Written exercise: Look through the listing and locate every line containing the word "Kevin"; copy those lines.

Data records:

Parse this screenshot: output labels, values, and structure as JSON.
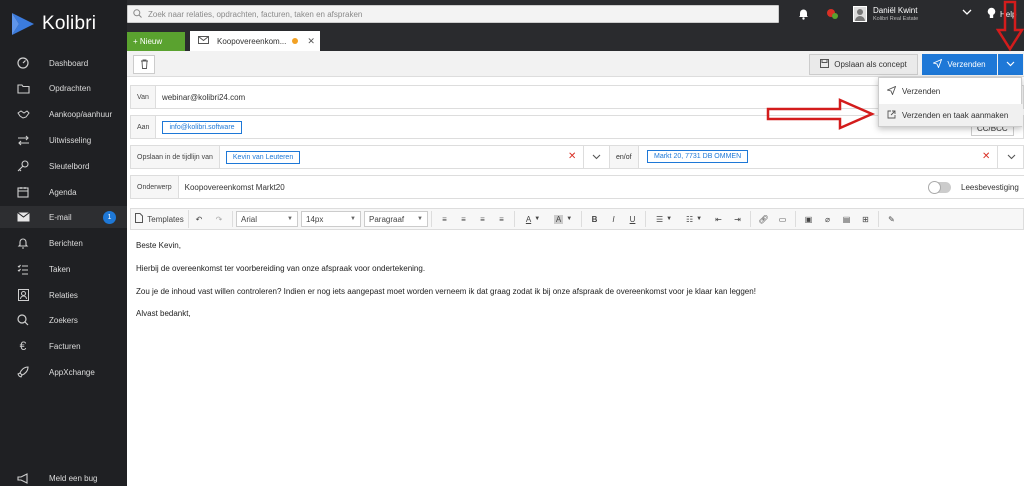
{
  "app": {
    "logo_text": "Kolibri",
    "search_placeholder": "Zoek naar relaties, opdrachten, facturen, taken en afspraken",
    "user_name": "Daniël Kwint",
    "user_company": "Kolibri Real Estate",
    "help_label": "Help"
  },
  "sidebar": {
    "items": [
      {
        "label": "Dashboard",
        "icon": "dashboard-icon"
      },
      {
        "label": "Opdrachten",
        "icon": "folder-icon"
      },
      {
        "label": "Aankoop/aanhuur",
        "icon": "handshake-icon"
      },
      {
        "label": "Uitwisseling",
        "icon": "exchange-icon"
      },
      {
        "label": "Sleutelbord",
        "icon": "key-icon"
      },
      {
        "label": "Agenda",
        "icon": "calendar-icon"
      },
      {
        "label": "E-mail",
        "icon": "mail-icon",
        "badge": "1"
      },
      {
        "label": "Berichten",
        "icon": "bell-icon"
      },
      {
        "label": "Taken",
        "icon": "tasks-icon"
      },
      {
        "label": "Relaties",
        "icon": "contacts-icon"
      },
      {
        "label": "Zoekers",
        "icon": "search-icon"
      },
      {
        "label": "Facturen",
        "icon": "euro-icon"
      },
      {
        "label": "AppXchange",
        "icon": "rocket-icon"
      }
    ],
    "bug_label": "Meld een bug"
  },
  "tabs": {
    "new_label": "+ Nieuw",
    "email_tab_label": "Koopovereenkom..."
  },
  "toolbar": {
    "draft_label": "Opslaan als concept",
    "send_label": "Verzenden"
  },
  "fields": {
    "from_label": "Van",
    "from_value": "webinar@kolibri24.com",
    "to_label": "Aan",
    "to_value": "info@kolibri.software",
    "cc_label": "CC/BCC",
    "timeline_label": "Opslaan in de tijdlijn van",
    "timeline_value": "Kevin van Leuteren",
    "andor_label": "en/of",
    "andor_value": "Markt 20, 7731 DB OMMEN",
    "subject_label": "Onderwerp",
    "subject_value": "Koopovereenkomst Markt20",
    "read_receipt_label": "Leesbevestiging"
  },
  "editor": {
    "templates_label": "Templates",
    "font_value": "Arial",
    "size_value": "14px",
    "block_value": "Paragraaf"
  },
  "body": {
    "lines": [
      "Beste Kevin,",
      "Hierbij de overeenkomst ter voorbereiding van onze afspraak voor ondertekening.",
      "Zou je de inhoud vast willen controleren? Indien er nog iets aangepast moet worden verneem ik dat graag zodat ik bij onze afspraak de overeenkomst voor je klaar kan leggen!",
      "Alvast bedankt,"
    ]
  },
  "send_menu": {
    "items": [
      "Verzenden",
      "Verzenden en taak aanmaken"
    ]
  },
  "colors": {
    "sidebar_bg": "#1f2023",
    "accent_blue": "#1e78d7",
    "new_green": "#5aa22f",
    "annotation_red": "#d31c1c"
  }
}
--
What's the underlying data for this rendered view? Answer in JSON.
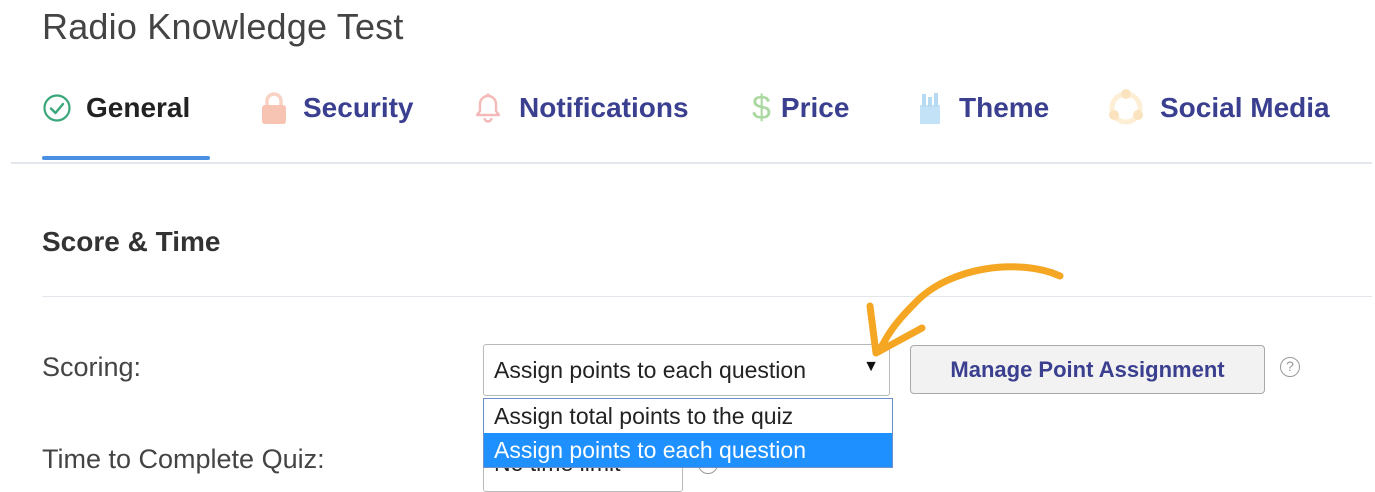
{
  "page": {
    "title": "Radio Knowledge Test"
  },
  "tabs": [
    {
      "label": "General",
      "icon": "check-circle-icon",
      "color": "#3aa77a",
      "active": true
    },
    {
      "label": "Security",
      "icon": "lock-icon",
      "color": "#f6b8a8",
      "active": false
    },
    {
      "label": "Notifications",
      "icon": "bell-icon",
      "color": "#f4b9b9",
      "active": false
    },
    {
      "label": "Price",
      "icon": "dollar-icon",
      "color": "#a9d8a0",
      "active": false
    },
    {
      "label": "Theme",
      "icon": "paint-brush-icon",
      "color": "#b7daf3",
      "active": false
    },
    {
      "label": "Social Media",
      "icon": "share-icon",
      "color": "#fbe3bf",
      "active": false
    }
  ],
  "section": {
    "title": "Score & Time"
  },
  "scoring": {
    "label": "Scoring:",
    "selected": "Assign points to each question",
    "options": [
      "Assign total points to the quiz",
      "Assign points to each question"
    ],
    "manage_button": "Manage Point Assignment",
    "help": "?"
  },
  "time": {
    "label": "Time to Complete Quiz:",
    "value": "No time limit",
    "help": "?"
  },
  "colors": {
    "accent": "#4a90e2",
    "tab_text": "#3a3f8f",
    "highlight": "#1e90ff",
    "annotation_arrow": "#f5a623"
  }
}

Response:
    "timeline_value": "Kevin van Leuteren",
      "Beste Kevin,",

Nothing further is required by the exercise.